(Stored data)
***
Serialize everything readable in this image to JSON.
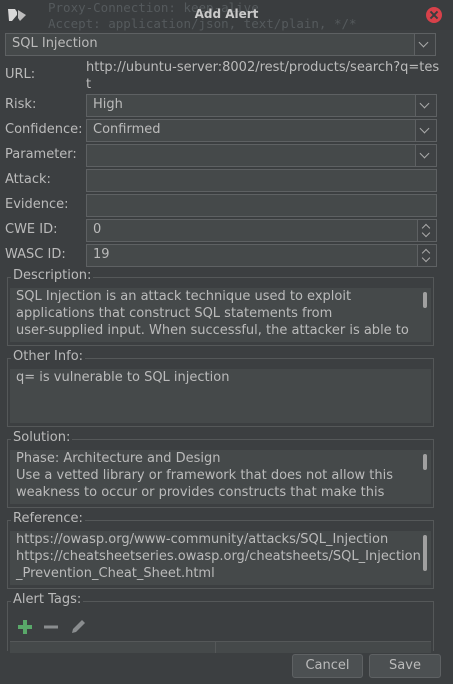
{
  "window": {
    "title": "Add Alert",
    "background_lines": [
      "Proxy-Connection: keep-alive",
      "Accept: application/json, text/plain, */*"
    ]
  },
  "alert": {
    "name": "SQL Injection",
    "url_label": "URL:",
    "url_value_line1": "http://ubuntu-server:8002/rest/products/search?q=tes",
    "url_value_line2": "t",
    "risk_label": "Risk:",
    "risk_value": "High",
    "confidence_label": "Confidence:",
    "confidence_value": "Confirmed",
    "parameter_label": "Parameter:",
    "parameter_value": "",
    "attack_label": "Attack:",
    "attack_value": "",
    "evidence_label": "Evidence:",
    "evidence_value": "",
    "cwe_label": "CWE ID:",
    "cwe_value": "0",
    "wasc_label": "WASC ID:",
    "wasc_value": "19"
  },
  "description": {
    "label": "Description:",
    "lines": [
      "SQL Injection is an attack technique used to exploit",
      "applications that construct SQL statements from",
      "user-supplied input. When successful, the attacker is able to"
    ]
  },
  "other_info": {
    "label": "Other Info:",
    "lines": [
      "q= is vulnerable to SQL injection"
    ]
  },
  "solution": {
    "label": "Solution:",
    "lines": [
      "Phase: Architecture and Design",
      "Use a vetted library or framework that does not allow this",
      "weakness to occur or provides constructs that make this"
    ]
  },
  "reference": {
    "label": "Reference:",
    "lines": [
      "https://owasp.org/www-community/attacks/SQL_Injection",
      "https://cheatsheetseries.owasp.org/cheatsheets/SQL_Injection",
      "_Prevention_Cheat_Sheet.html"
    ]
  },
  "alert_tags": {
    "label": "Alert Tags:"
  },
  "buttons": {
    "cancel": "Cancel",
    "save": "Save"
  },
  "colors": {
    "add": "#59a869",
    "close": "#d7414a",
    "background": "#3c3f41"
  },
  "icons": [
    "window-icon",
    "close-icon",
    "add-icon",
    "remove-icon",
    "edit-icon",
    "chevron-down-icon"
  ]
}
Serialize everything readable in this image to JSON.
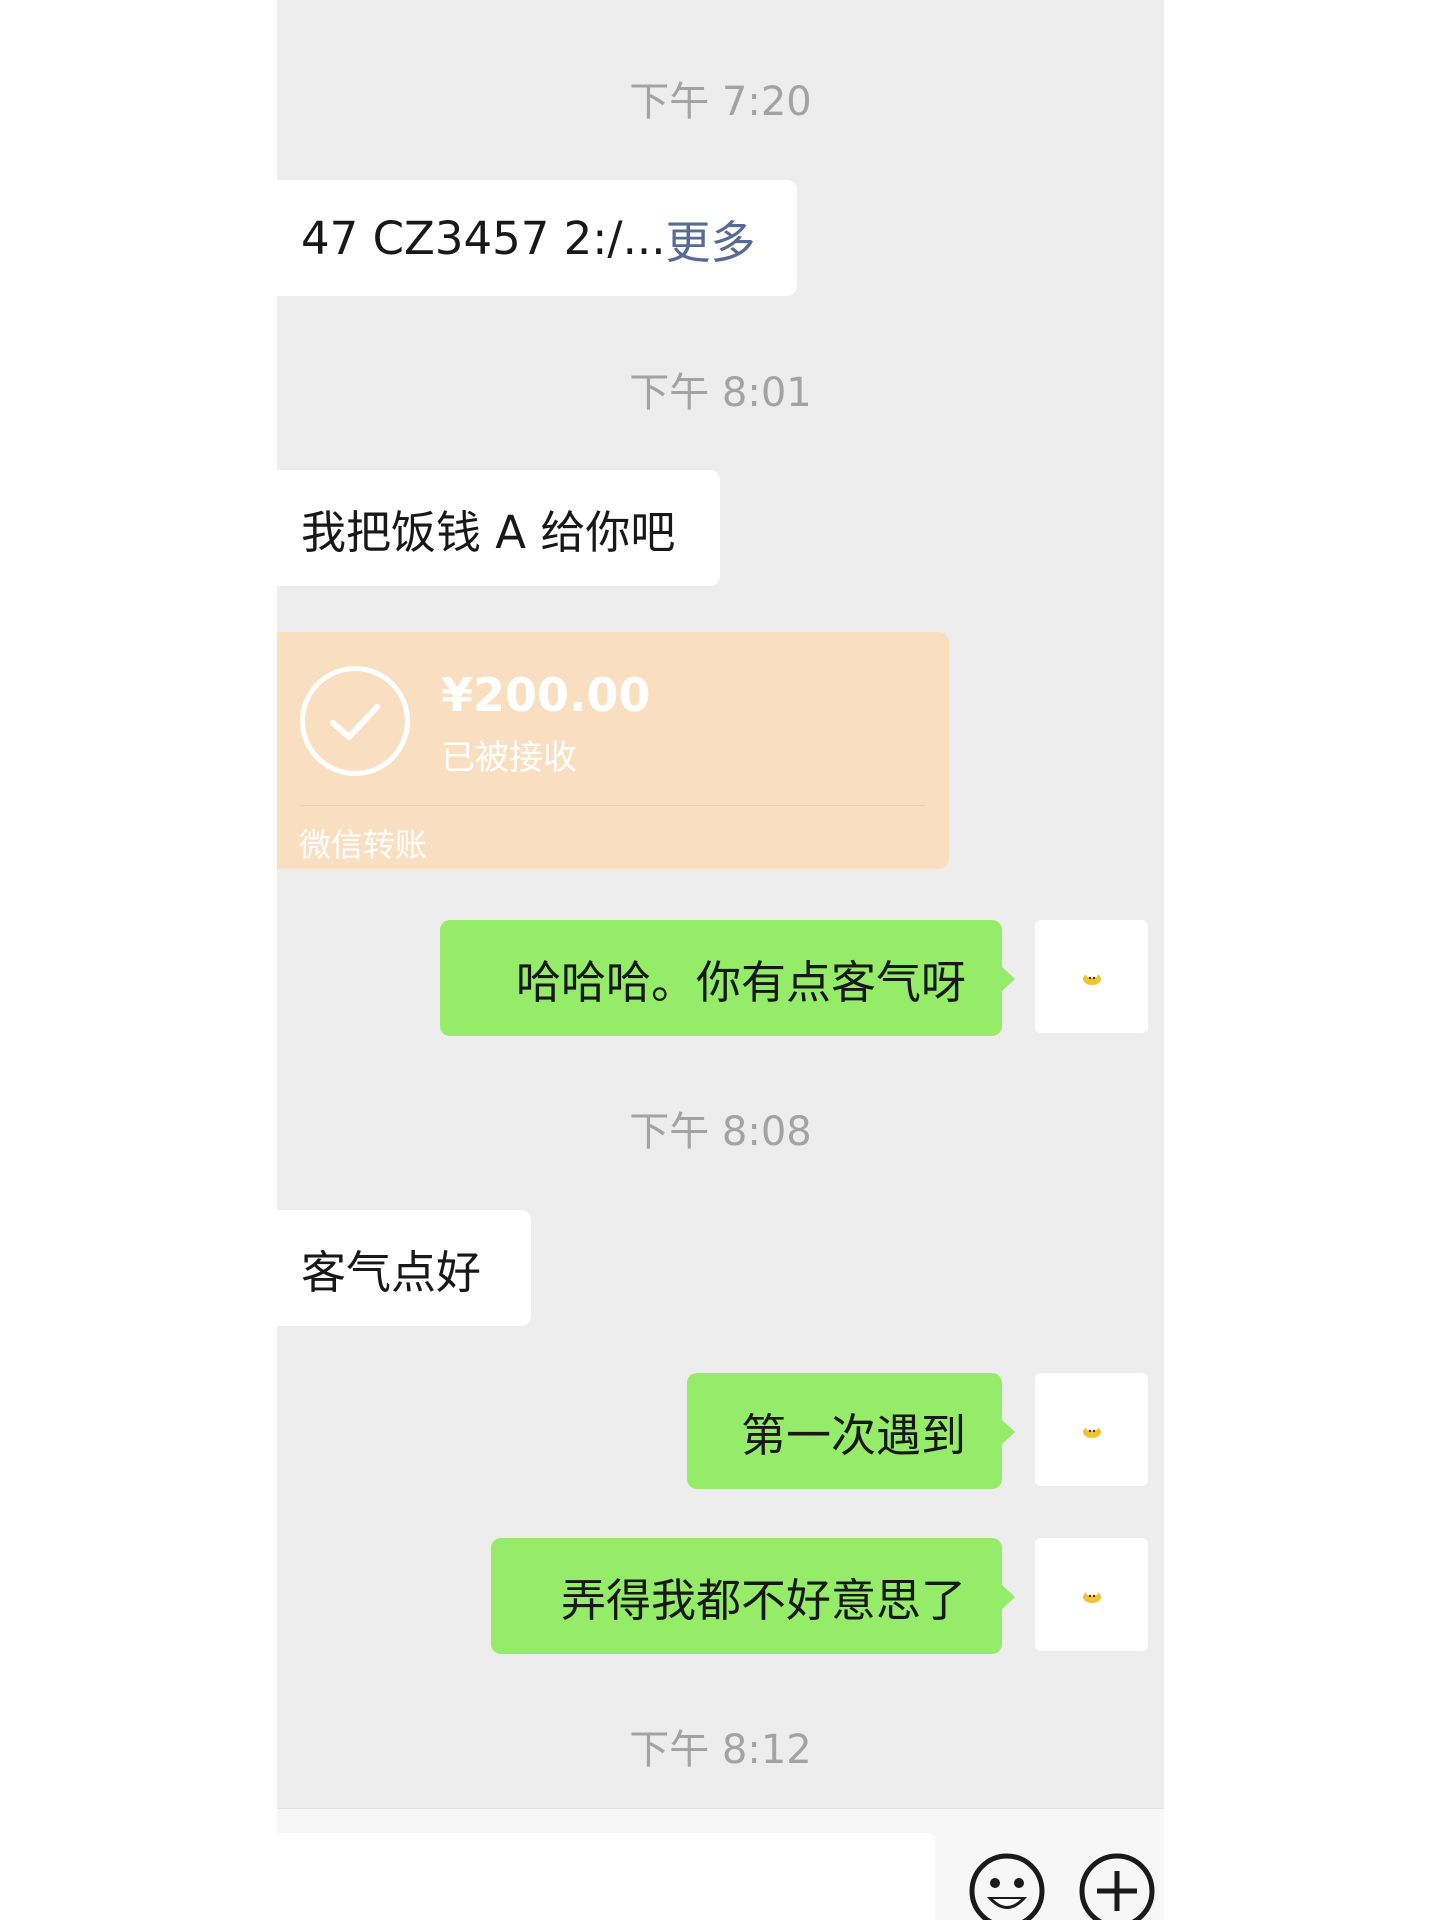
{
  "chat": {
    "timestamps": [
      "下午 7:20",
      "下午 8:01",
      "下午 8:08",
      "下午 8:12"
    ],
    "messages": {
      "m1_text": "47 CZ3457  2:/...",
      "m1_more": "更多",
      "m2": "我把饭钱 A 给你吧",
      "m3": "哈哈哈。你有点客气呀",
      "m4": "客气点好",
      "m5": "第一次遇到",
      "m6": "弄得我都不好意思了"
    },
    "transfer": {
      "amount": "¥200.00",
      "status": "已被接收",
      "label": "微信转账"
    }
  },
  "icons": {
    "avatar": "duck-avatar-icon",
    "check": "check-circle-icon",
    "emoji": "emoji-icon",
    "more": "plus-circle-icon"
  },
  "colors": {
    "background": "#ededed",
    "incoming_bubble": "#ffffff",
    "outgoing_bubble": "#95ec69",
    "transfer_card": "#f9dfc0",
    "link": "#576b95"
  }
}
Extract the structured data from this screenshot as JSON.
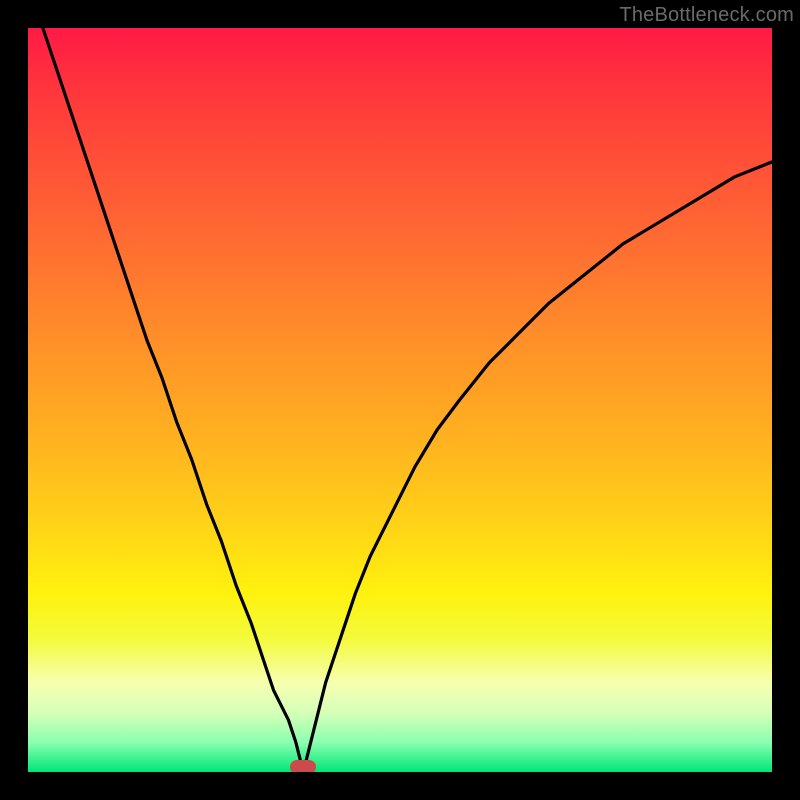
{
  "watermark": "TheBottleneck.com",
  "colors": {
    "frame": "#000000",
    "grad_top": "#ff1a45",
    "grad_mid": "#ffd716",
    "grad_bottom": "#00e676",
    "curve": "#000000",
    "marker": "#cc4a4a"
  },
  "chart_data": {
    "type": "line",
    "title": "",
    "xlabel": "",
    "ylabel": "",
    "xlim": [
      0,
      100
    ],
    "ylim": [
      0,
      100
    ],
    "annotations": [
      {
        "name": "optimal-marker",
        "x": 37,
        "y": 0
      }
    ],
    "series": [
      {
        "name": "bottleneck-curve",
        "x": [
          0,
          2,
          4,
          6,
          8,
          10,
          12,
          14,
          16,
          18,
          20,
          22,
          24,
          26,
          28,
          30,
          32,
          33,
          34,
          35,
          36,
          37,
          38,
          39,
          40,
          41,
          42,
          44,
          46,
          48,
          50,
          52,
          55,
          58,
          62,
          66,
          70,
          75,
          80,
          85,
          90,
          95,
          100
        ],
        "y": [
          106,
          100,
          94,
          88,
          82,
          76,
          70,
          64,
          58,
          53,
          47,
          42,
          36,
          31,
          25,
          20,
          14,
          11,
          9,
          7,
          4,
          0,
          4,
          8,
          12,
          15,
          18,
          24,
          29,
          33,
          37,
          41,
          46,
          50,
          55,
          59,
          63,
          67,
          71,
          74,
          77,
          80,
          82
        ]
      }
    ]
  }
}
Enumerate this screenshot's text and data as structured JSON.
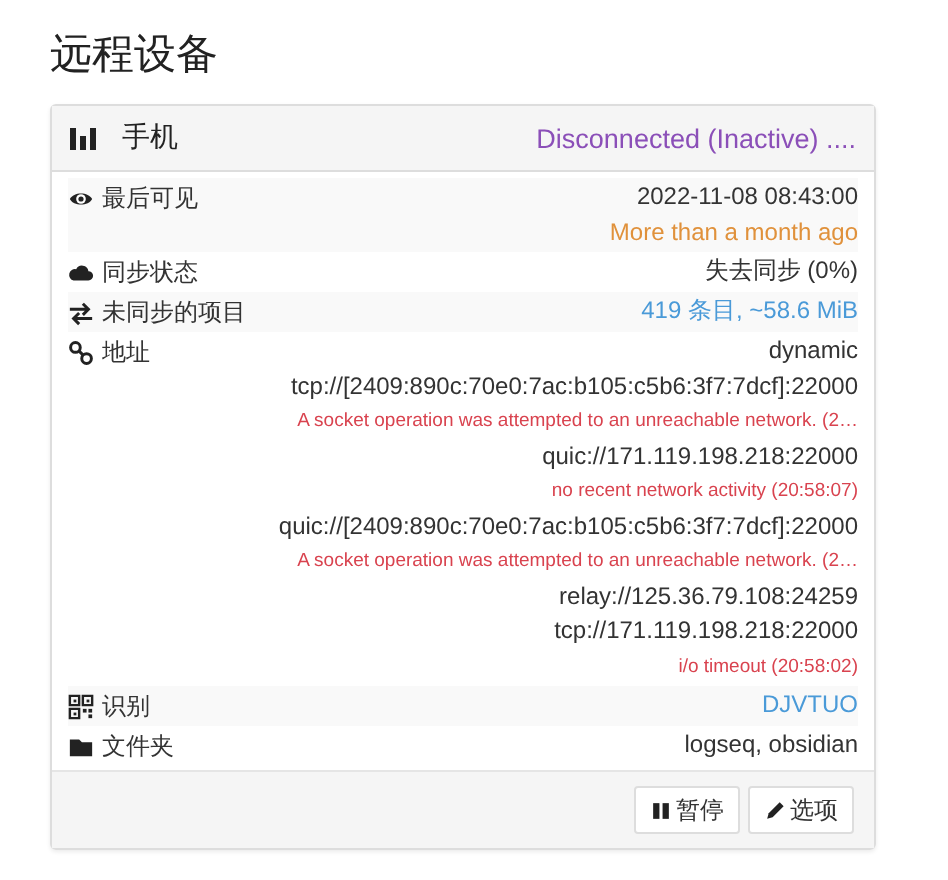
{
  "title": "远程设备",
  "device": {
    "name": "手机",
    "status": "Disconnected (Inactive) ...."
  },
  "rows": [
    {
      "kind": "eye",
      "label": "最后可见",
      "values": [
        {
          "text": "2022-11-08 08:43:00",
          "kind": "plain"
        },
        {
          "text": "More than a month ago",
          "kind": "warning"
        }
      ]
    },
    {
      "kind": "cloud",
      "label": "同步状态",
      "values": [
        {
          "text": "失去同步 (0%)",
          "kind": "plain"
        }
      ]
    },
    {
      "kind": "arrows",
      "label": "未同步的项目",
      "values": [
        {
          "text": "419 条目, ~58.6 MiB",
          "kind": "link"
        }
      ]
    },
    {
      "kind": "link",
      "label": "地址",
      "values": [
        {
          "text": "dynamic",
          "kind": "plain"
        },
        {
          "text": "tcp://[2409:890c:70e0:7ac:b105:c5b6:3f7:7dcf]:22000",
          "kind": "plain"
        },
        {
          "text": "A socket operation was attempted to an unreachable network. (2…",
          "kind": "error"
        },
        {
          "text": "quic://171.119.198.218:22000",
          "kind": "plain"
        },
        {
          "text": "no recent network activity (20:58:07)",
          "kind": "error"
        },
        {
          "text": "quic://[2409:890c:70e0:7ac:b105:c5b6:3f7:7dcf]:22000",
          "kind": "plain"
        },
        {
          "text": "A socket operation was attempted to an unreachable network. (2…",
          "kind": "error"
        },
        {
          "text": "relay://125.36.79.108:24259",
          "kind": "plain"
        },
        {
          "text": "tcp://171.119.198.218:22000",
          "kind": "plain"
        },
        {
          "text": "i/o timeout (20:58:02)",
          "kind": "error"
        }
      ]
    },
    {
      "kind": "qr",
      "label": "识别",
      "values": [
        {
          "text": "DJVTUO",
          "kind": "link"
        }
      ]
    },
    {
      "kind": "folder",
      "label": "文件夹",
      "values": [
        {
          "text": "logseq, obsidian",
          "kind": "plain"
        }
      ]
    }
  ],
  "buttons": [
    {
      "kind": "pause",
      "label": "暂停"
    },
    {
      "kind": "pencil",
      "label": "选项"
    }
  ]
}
***
• **Stated goal**:
Give every line back word for word and leave the pictures out.

• **Expected answer**:
Serialize everything readable in this image to JSON.
{
  "window": {
    "title": "Add Alert",
    "background_lines": [
      "Proxy-Connection: keep-alive",
      "Accept: application/json, text/plain, */*"
    ]
  },
  "alert": {
    "name": "SQL Injection",
    "url_label": "URL:",
    "url_value_line1": "http://ubuntu-server:8002/rest/products/search?q=tes",
    "url_value_line2": "t",
    "risk_label": "Risk:",
    "risk_value": "High",
    "confidence_label": "Confidence:",
    "confidence_value": "Confirmed",
    "parameter_label": "Parameter:",
    "parameter_value": "",
    "attack_label": "Attack:",
    "attack_value": "",
    "evidence_label": "Evidence:",
    "evidence_value": "",
    "cwe_label": "CWE ID:",
    "cwe_value": "0",
    "wasc_label": "WASC ID:",
    "wasc_value": "19"
  },
  "description": {
    "label": "Description:",
    "lines": [
      "SQL Injection is an attack technique used to exploit",
      "applications that construct SQL statements from",
      "user-supplied input. When successful, the attacker is able to"
    ]
  },
  "other_info": {
    "label": "Other Info:",
    "lines": [
      "q= is vulnerable to SQL injection"
    ]
  },
  "solution": {
    "label": "Solution:",
    "lines": [
      "Phase: Architecture and Design",
      "Use a vetted library or framework that does not allow this",
      "weakness to occur or provides constructs that make this"
    ]
  },
  "reference": {
    "label": "Reference:",
    "lines": [
      "https://owasp.org/www-community/attacks/SQL_Injection",
      "https://cheatsheetseries.owasp.org/cheatsheets/SQL_Injection",
      "_Prevention_Cheat_Sheet.html"
    ]
  },
  "alert_tags": {
    "label": "Alert Tags:"
  },
  "buttons": {
    "cancel": "Cancel",
    "save": "Save"
  },
  "colors": {
    "add": "#59a869",
    "close": "#d7414a",
    "background": "#3c3f41"
  },
  "icons": [
    "window-icon",
    "close-icon",
    "add-icon",
    "remove-icon",
    "edit-icon",
    "chevron-down-icon"
  ]
}
Serialize everything readable in this image to JSON.
{
  "chat": {
    "timestamps": [
      "下午 7:20",
      "下午 8:01",
      "下午 8:08",
      "下午 8:12"
    ],
    "messages": {
      "m1_text": "47 CZ3457  2:/...",
      "m1_more": "更多",
      "m2": "我把饭钱 A 给你吧",
      "m3": "哈哈哈。你有点客气呀",
      "m4": "客气点好",
      "m5": "第一次遇到",
      "m6": "弄得我都不好意思了"
    },
    "transfer": {
      "amount": "¥200.00",
      "status": "已被接收",
      "label": "微信转账"
    }
  },
  "icons": {
    "avatar": "duck-avatar-icon",
    "check": "check-circle-icon",
    "emoji": "emoji-icon",
    "more": "plus-circle-icon"
  },
  "colors": {
    "background": "#ededed",
    "incoming_bubble": "#ffffff",
    "outgoing_bubble": "#95ec69",
    "transfer_card": "#f9dfc0",
    "link": "#576b95"
  }
}
Extract the structured data from this screenshot as JSON.
{
  "watermark": "TheBottleneck.com",
  "colors": {
    "frame": "#000000",
    "grad_top": "#ff1a45",
    "grad_mid": "#ffd716",
    "grad_bottom": "#00e676",
    "curve": "#000000",
    "marker": "#cc4a4a"
  },
  "chart_data": {
    "type": "line",
    "title": "",
    "xlabel": "",
    "ylabel": "",
    "xlim": [
      0,
      100
    ],
    "ylim": [
      0,
      100
    ],
    "annotations": [
      {
        "name": "optimal-marker",
        "x": 37,
        "y": 0
      }
    ],
    "series": [
      {
        "name": "bottleneck-curve",
        "x": [
          0,
          2,
          4,
          6,
          8,
          10,
          12,
          14,
          16,
          18,
          20,
          22,
          24,
          26,
          28,
          30,
          32,
          33,
          34,
          35,
          36,
          37,
          38,
          39,
          40,
          41,
          42,
          44,
          46,
          48,
          50,
          52,
          55,
          58,
          62,
          66,
          70,
          75,
          80,
          85,
          90,
          95,
          100
        ],
        "y": [
          106,
          100,
          94,
          88,
          82,
          76,
          70,
          64,
          58,
          53,
          47,
          42,
          36,
          31,
          25,
          20,
          14,
          11,
          9,
          7,
          4,
          0,
          4,
          8,
          12,
          15,
          18,
          24,
          29,
          33,
          37,
          41,
          46,
          50,
          55,
          59,
          63,
          67,
          71,
          74,
          77,
          80,
          82
        ]
      }
    ]
  }
}
Enumerate this screenshot's text and data as structured JSON.
{
  "title": "远程设备",
  "device": {
    "name": "手机",
    "status": "Disconnected (Inactive) ...."
  },
  "rows": [
    {
      "kind": "eye",
      "label": "最后可见",
      "values": [
        {
          "text": "2022-11-08 08:43:00",
          "kind": "plain"
        },
        {
          "text": "More than a month ago",
          "kind": "warning"
        }
      ]
    },
    {
      "kind": "cloud",
      "label": "同步状态",
      "values": [
        {
          "text": "失去同步 (0%)",
          "kind": "plain"
        }
      ]
    },
    {
      "kind": "arrows",
      "label": "未同步的项目",
      "values": [
        {
          "text": "419 条目, ~58.6 MiB",
          "kind": "link"
        }
      ]
    },
    {
      "kind": "link",
      "label": "地址",
      "values": [
        {
          "text": "dynamic",
          "kind": "plain"
        },
        {
          "text": "tcp://[2409:890c:70e0:7ac:b105:c5b6:3f7:7dcf]:22000",
          "kind": "plain"
        },
        {
          "text": "A socket operation was attempted to an unreachable network. (2…",
          "kind": "error"
        },
        {
          "text": "quic://171.119.198.218:22000",
          "kind": "plain"
        },
        {
          "text": "no recent network activity (20:58:07)",
          "kind": "error"
        },
        {
          "text": "quic://[2409:890c:70e0:7ac:b105:c5b6:3f7:7dcf]:22000",
          "kind": "plain"
        },
        {
          "text": "A socket operation was attempted to an unreachable network. (2…",
          "kind": "error"
        },
        {
          "text": "relay://125.36.79.108:24259",
          "kind": "plain"
        },
        {
          "text": "tcp://171.119.198.218:22000",
          "kind": "plain"
        },
        {
          "text": "i/o timeout (20:58:02)",
          "kind": "error"
        }
      ]
    },
    {
      "kind": "qr",
      "label": "识别",
      "values": [
        {
          "text": "DJVTUO",
          "kind": "link"
        }
      ]
    },
    {
      "kind": "folder",
      "label": "文件夹",
      "values": [
        {
          "text": "logseq, obsidian",
          "kind": "plain"
        }
      ]
    }
  ],
  "buttons": [
    {
      "kind": "pause",
      "label": "暂停"
    },
    {
      "kind": "pencil",
      "label": "选项"
    }
  ]
}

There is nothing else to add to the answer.